*** Provided information ***

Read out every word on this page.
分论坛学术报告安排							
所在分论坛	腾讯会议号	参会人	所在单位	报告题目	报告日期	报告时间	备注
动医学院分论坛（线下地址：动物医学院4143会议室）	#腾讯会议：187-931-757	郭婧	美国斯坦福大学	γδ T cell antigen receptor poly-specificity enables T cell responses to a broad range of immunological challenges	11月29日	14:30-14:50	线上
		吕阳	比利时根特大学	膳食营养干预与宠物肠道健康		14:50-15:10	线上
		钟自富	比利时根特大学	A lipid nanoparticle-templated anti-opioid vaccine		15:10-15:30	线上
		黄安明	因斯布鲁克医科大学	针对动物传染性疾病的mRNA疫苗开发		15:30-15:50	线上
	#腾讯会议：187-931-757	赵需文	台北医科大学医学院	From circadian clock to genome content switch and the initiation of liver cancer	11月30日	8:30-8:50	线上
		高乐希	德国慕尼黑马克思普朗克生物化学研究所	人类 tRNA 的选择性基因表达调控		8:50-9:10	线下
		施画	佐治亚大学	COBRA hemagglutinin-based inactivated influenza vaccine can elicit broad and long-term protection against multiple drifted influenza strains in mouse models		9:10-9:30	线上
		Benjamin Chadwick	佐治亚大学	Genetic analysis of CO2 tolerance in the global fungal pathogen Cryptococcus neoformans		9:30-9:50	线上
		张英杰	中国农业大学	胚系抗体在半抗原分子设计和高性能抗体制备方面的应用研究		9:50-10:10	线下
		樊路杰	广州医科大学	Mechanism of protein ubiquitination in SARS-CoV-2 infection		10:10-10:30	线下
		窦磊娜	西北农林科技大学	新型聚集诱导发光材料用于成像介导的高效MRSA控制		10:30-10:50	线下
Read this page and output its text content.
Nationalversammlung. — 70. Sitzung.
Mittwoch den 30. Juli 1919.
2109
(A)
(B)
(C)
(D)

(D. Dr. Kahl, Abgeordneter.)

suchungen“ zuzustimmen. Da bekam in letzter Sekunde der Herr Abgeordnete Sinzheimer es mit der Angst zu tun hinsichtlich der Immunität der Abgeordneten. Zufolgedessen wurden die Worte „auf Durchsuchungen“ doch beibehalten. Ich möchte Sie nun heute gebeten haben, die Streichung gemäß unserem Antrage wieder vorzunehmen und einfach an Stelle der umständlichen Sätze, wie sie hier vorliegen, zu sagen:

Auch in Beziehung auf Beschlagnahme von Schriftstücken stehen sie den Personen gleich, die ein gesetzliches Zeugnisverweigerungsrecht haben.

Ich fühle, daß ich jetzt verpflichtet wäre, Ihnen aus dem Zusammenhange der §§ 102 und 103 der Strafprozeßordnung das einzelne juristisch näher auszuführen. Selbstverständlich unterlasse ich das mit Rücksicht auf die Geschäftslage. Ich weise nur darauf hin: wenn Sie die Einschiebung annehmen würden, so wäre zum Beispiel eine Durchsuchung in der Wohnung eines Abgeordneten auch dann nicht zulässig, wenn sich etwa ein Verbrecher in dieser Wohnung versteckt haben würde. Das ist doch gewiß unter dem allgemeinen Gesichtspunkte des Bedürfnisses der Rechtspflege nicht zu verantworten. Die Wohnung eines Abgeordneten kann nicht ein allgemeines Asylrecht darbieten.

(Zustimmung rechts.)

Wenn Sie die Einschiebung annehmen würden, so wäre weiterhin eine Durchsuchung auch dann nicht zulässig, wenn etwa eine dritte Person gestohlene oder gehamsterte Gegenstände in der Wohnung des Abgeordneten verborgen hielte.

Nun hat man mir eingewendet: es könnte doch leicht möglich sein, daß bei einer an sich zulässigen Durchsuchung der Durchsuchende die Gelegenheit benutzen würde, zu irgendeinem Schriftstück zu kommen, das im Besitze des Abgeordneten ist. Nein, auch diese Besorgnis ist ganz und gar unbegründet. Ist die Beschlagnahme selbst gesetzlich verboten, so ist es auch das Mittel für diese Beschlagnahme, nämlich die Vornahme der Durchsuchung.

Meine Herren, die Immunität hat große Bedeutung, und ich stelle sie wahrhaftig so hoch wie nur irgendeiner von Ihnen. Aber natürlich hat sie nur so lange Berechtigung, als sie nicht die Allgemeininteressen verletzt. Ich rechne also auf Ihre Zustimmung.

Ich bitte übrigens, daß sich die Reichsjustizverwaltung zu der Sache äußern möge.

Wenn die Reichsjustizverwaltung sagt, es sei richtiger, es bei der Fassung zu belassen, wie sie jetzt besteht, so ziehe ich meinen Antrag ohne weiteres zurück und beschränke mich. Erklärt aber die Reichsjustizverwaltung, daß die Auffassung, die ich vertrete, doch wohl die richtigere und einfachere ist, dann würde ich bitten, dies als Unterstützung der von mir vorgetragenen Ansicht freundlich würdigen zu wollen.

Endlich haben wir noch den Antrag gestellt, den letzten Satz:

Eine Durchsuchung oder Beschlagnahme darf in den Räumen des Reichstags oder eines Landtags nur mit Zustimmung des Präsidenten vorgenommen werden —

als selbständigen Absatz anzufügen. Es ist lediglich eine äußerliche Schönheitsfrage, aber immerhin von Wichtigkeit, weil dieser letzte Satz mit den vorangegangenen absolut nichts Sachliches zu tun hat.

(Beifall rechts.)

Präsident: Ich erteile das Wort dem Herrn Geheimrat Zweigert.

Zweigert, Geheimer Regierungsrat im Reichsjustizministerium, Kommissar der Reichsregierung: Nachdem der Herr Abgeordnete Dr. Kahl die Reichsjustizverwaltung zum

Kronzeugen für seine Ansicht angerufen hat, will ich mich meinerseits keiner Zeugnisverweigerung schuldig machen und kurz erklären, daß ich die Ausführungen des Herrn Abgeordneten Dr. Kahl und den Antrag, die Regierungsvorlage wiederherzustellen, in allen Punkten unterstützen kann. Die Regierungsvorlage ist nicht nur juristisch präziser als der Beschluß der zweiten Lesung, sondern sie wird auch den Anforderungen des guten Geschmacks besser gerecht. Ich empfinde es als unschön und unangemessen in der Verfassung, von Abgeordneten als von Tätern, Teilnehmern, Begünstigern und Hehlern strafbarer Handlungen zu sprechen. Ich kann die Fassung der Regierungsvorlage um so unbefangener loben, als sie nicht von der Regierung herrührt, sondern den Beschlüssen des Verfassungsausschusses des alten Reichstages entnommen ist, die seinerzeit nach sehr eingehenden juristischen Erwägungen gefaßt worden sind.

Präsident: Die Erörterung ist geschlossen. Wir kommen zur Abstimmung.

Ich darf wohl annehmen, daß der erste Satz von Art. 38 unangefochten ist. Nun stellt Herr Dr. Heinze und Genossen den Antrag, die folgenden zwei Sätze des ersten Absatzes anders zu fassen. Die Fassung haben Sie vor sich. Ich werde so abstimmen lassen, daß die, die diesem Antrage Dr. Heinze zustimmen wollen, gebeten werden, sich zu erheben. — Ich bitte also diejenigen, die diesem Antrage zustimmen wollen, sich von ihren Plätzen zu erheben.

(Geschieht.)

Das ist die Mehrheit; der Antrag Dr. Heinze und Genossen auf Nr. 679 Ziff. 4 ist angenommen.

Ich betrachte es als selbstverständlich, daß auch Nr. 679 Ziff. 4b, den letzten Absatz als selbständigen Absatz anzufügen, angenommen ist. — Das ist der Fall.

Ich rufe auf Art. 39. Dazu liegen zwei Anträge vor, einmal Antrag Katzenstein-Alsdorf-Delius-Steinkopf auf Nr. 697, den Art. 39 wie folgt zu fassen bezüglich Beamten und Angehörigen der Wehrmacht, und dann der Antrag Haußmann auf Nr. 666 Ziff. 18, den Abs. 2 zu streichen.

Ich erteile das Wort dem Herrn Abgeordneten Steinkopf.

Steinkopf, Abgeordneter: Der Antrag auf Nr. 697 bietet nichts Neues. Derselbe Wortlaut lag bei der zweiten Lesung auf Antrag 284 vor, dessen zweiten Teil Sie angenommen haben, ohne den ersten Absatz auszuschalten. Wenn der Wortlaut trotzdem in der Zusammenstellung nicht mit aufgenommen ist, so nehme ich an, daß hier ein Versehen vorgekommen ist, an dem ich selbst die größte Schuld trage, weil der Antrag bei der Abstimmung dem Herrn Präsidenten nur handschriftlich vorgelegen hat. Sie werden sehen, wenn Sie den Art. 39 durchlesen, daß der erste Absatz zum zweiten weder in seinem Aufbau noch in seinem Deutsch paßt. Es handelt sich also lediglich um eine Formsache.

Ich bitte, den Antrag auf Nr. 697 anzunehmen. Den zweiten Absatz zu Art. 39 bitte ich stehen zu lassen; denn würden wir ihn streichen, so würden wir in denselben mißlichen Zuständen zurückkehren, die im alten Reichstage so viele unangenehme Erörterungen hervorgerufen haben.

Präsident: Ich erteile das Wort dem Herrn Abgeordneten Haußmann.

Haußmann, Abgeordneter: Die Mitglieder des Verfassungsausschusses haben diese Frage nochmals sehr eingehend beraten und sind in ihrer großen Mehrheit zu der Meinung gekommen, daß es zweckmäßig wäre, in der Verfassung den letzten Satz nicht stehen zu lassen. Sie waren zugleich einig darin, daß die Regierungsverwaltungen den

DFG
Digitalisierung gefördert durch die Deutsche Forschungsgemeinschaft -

*** End of Provided information ***

**What is being asked**
A single number is required: the count of lines in the listing that contain the string "darf".

**Exercise output**
2